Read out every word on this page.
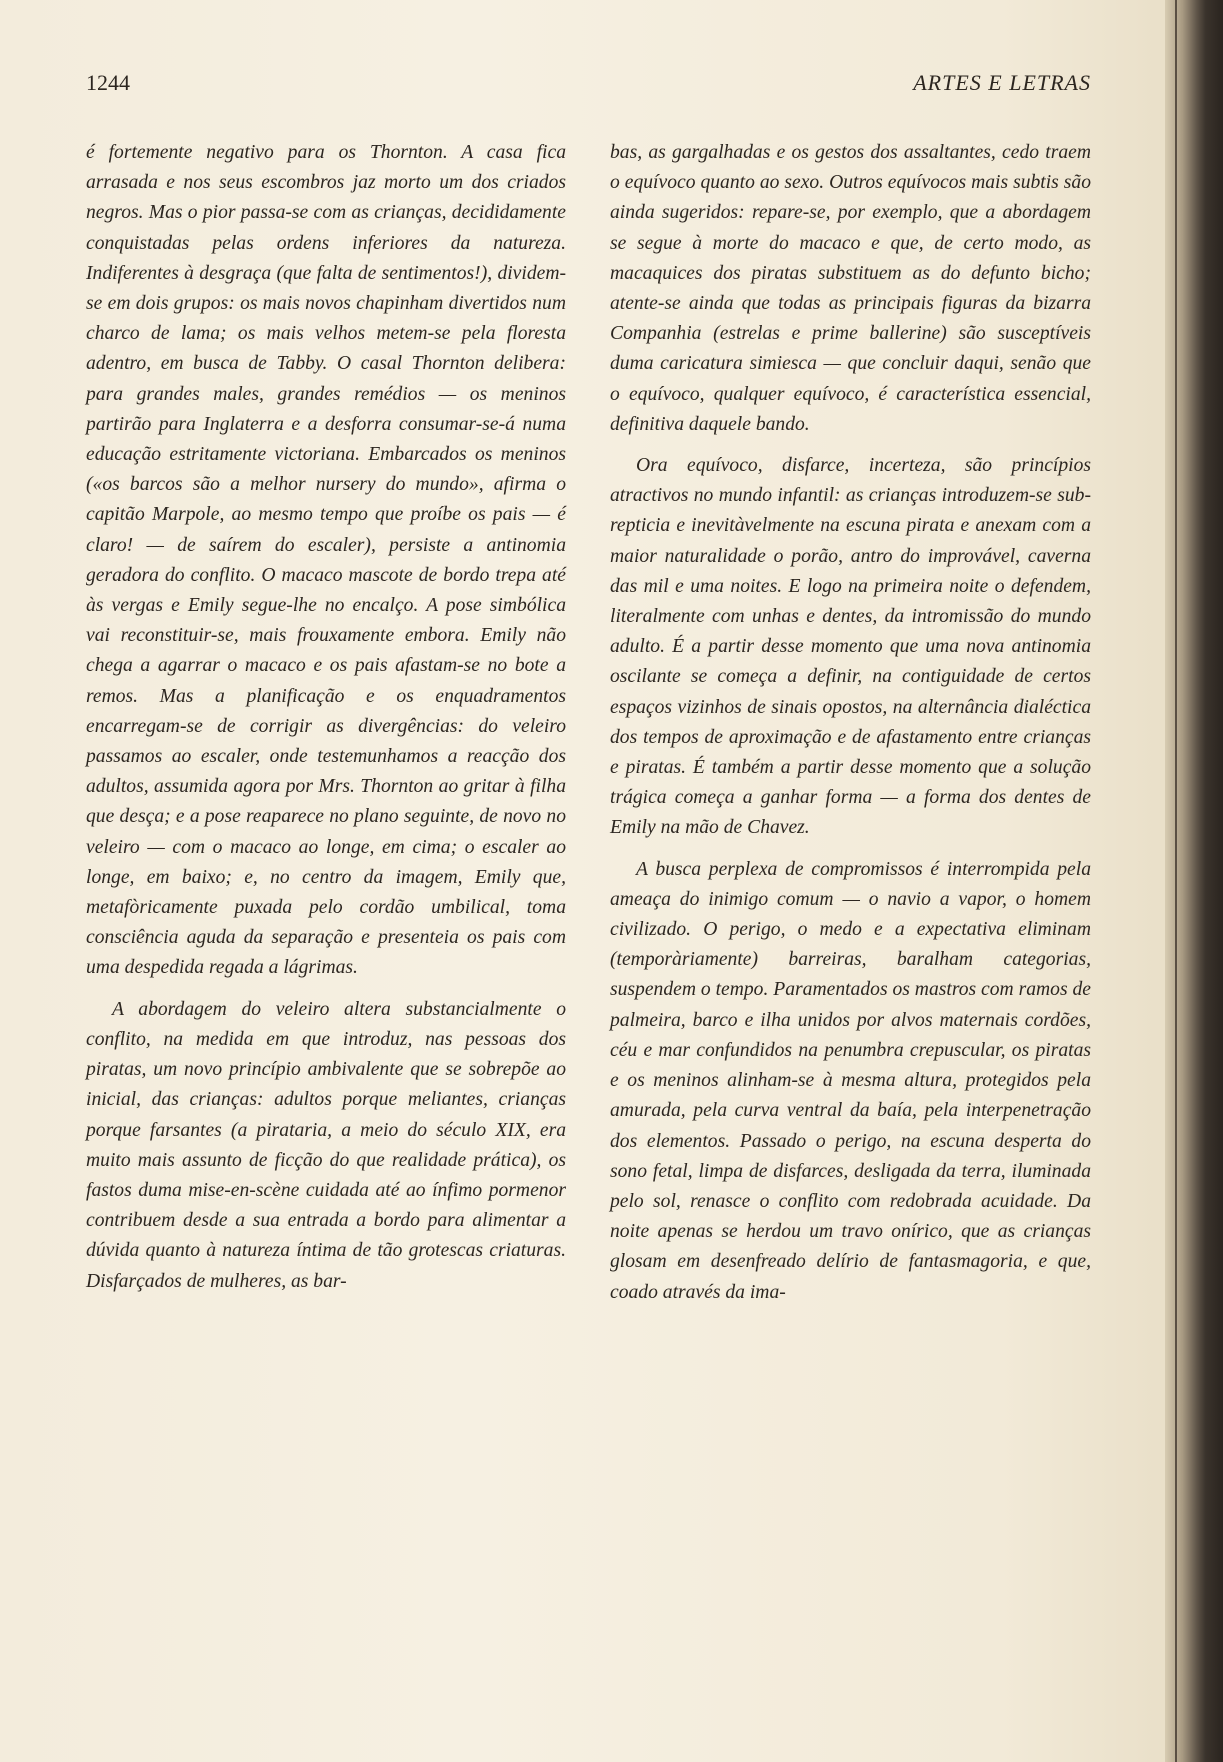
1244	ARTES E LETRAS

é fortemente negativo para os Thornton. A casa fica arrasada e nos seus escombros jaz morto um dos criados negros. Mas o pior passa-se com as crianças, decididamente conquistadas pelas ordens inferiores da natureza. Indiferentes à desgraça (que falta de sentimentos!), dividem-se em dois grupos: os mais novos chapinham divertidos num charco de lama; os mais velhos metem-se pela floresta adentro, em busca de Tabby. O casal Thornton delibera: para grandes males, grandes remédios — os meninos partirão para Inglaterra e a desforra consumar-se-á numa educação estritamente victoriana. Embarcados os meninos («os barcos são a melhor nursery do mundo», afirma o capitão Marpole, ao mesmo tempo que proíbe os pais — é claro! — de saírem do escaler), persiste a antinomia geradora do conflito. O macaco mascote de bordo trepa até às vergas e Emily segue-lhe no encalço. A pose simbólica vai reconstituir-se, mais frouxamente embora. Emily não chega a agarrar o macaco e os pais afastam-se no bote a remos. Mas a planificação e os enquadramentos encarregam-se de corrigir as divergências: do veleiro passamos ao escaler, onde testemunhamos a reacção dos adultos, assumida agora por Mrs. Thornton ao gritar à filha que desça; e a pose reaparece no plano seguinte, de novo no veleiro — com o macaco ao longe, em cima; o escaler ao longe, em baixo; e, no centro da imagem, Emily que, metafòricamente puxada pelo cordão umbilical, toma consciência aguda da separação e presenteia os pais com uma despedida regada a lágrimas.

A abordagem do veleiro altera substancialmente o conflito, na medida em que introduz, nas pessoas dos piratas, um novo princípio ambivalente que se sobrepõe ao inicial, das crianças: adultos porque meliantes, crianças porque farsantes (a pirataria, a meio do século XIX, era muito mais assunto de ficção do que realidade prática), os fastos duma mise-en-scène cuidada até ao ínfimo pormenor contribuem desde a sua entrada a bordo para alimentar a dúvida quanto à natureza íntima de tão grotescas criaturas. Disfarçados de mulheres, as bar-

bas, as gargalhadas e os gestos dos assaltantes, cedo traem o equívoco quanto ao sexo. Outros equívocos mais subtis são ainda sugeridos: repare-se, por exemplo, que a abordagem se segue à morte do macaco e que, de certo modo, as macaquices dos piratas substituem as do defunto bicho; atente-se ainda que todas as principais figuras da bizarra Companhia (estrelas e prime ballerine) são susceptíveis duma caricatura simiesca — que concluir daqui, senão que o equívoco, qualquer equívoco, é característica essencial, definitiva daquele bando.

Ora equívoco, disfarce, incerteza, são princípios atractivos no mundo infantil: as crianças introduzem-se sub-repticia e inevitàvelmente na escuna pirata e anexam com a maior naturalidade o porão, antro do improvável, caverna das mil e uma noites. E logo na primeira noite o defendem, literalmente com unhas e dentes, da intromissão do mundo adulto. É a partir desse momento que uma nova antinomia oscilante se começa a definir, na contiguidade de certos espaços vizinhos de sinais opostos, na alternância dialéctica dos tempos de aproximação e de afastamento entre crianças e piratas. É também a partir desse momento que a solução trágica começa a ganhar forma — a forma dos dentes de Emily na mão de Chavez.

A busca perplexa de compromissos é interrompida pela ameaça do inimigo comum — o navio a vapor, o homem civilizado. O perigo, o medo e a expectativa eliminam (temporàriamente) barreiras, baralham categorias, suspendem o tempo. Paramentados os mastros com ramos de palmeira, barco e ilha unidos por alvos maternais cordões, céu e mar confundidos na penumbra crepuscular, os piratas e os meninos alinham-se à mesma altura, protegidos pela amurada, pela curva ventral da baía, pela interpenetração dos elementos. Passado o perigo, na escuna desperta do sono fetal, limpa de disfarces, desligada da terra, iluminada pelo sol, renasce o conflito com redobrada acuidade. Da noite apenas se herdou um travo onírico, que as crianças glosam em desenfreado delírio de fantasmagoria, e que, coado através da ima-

■ ■ ■ ■ ■ ■ ■

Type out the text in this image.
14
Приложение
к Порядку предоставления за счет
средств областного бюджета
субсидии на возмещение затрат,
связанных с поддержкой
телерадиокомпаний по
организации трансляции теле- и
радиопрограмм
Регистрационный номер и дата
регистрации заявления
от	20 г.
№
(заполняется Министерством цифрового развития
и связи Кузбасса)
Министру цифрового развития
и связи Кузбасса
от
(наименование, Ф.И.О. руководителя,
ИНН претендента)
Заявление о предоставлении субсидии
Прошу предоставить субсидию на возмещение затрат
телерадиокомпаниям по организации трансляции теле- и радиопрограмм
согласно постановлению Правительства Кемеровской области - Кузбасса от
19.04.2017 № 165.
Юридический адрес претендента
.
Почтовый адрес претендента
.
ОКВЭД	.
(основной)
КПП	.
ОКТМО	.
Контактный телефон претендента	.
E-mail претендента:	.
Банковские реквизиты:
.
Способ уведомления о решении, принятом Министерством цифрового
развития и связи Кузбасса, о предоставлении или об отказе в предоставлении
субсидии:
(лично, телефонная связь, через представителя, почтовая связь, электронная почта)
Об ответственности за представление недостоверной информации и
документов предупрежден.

■ ■ ■ ■ ■ ■ ■

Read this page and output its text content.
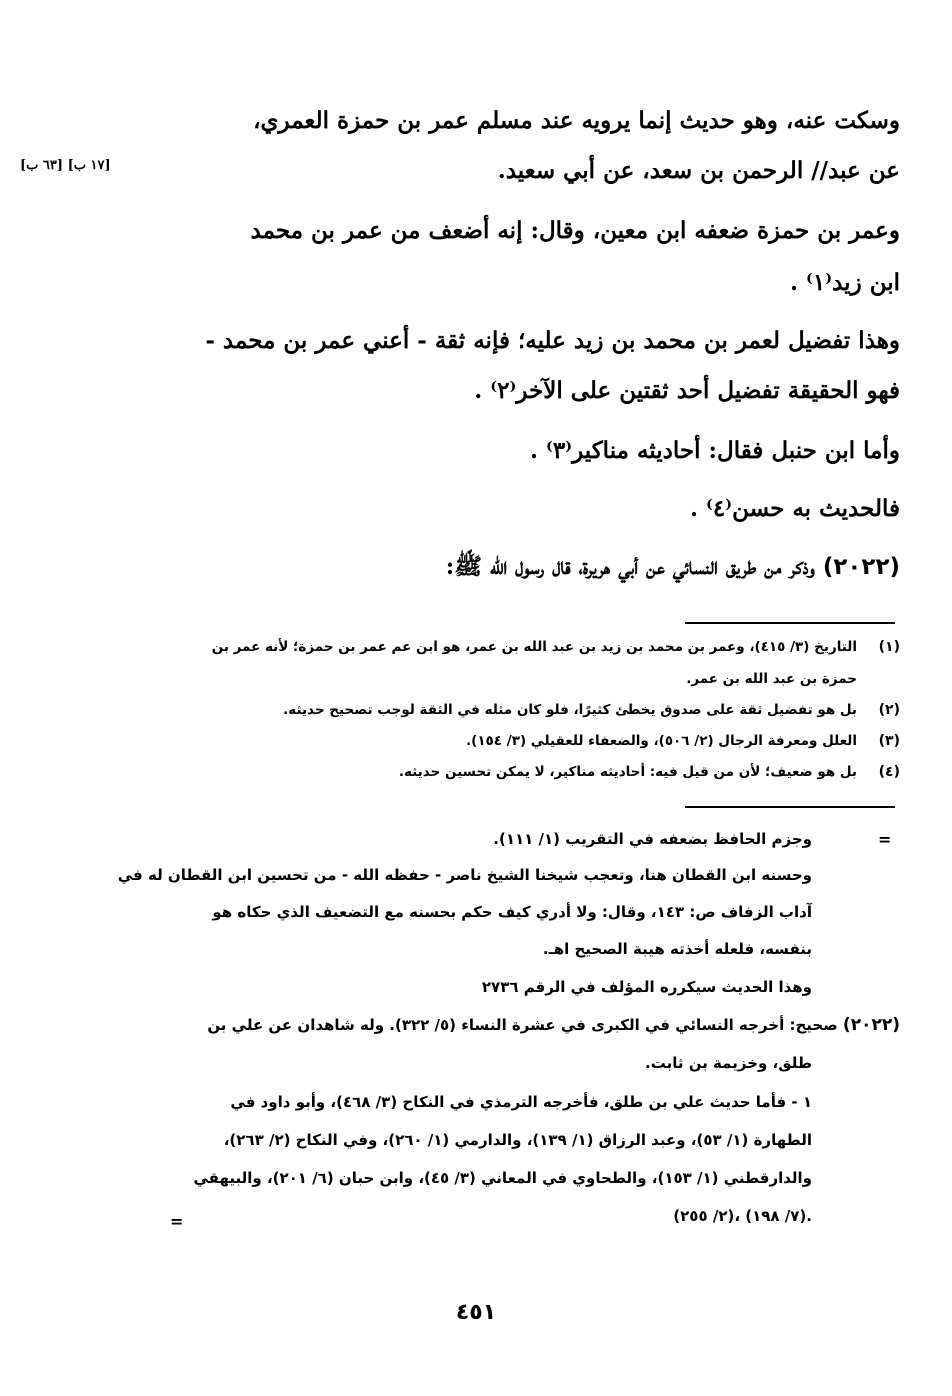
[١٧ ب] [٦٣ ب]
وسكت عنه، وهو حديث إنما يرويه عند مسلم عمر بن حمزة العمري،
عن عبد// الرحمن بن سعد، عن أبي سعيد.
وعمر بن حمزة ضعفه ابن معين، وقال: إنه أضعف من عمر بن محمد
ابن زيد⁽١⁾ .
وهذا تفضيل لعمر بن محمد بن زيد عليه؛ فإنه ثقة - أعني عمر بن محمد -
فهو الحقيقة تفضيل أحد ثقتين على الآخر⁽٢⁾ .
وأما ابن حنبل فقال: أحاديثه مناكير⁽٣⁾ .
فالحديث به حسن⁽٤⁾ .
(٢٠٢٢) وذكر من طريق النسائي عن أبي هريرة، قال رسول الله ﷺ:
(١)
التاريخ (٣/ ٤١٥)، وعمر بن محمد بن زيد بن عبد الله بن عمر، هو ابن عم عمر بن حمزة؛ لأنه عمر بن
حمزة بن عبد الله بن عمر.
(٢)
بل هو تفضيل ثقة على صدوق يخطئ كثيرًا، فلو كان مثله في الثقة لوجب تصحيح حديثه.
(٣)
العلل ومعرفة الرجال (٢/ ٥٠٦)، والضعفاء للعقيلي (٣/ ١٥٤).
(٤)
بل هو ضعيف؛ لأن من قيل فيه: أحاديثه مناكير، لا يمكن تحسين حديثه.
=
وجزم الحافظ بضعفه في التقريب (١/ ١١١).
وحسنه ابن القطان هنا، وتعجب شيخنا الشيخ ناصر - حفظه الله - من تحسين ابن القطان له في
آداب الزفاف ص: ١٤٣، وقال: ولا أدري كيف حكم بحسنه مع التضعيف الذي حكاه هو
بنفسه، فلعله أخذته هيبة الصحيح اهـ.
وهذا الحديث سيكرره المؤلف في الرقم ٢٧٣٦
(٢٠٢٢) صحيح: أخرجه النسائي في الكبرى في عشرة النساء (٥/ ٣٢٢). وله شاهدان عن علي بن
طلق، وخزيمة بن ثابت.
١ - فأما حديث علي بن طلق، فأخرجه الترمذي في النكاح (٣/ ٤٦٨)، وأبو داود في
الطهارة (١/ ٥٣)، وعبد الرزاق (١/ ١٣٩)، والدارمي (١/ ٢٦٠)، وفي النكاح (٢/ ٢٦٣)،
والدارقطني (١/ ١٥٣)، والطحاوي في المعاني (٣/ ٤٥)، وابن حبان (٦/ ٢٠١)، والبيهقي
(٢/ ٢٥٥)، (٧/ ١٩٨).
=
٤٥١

■ ■ ■ ■ ■ ■ ■

SHORT EXERCISE: Check each line of the data above for the string "радиопрограмм", then report how many lines have it, with no other words.

THE SOLUTION: 2